The records below must be transcribed exactly. Do not include the pictures.

— Start of Material for the task —

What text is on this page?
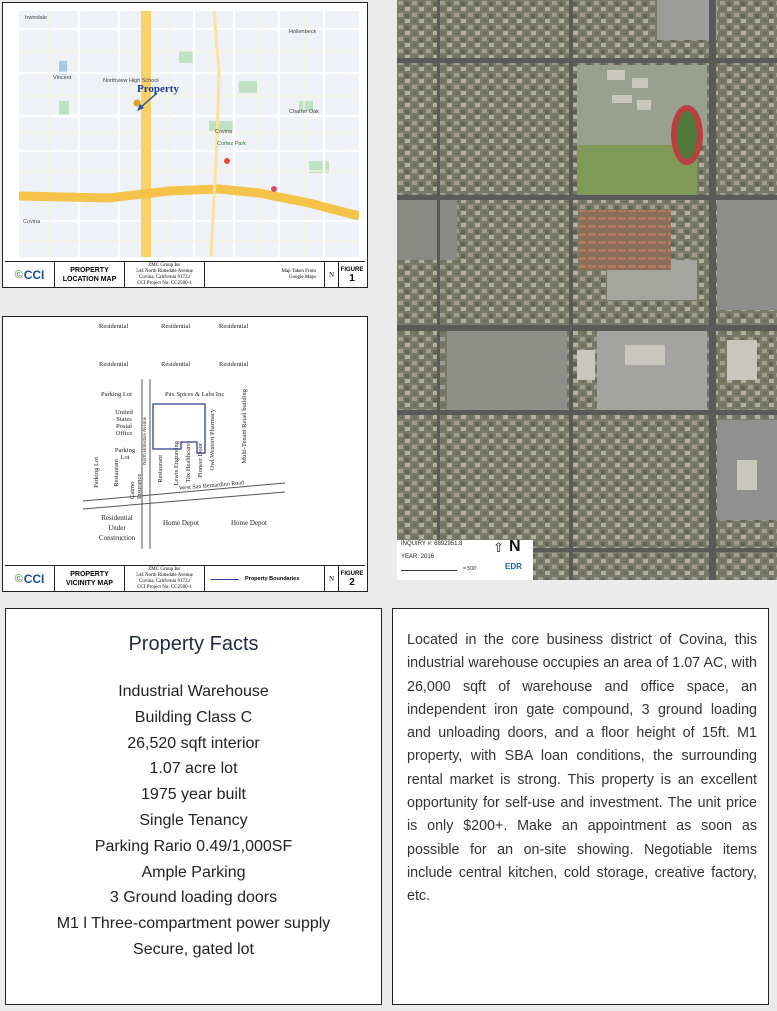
Property
Irwindale
Vincent	Northview High School
Covina
Cortez Park
Charter Oak
Hollenbeck
Covina
© CCI	PROPERTY
LOCATION MAP
ZMC Group Inc
544 North Rimsdale Avenue
Covina, California 91722
CCI Project No: CC2500-1
Map Taken From
Google Maps	N
FIGURE
1
Residential	Residential	Residential
Residential	Residential	Residential
Parking Lot	Pax Spices & Labs Inc
United States Postal Office
Parking Lot	North Rimsdale Avenue
Parking Lot Restaurant
Catmo Insurance
Restaurant Lewis Engraving Tax Healthcare Pioneer Door Owl Western Pharmacy	Multi-Tenant Retail building
West San Bernardino Road
Residential Under Construction
Home Depot	Home Depot
© CCI	PROPERTY
VICINITY MAP
ZMC Group Inc
544 North Rimsdale Avenue
Covina, California 91722
CCI Project No: CC2500-1
Property Boundaries	N
FIGURE
2
INQUIRY #: 6892951.8
YEAR: 2016
= 500'
⇧ N
EDR
Property Facts
Industrial Warehouse
Building Class C
26,520 sqft interior
1.07 acre lot
1975 year built
Single Tenancy
Parking Rario 0.49/1,000SF
Ample Parking
3 Ground loading doors
M1 l Three-compartment power supply
Secure, gated lot

Located in the core business district of Covina, this industrial warehouse occupies an area of 1.07 AC, with 26,000 sqft of warehouse and office space, an independent iron gate compound, 3 ground loading and unloading doors, and a floor height of 15ft. M1 property, with SBA loan conditions, the surrounding rental market is strong. This property is an excellent opportunity for self-use and investment. The unit price is only $200+. Make an appointment as soon as possible for an on-site showing. Negotiable items include central kitchen, cold storage, creative factory, etc.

— End of Material for the task —

Exercise output
What text is on this page?
Property
Irwindale
Vincent	Northview High School
Covina
Cortez Park
Charter Oak
Hollenbeck
Covina
© CCI	PROPERTY
LOCATION MAP
ZMC Group Inc
544 North Rimsdale Avenue
Covina, California 91722
CCI Project No: CC2500-1
Map Taken From
Google Maps	N
FIGURE
1
Residential	Residential	Residential
Residential	Residential	Residential
Parking Lot	Pax Spices & Labs Inc
United States Postal Office
Parking Lot	North Rimsdale Avenue
Parking Lot Restaurant
Catmo Insurance
Restaurant Lewis Engraving Tax Healthcare Pioneer Door Owl Western Pharmacy	Multi-Tenant Retail building
West San Bernardino Road
Residential Under Construction
Home Depot	Home Depot
© CCI	PROPERTY
VICINITY MAP
ZMC Group Inc
544 North Rimsdale Avenue
Covina, California 91722
CCI Project No: CC2500-1
Property Boundaries	N
FIGURE
2
INQUIRY #: 6892951.8
YEAR: 2016
= 500'
⇧ N
EDR
Property Facts
Industrial Warehouse
Building Class C
26,520 sqft interior
1.07 acre lot
1975 year built
Single Tenancy
Parking Rario 0.49/1,000SF
Ample Parking
3 Ground loading doors
M1 l Three-compartment power supply
Secure, gated lot

Located in the core business district of Covina, this industrial warehouse occupies an area of 1.07 AC, with 26,000 sqft of warehouse and office space, an independent iron gate compound, 3 ground loading and unloading doors, and a floor height of 15ft. M1 property, with SBA loan conditions, the surrounding rental market is strong. This property is an excellent opportunity for self-use and investment. The unit price is only $200+. Make an appointment as soon as possible for an on-site showing. Negotiable items include central kitchen, cold storage, creative factory, etc.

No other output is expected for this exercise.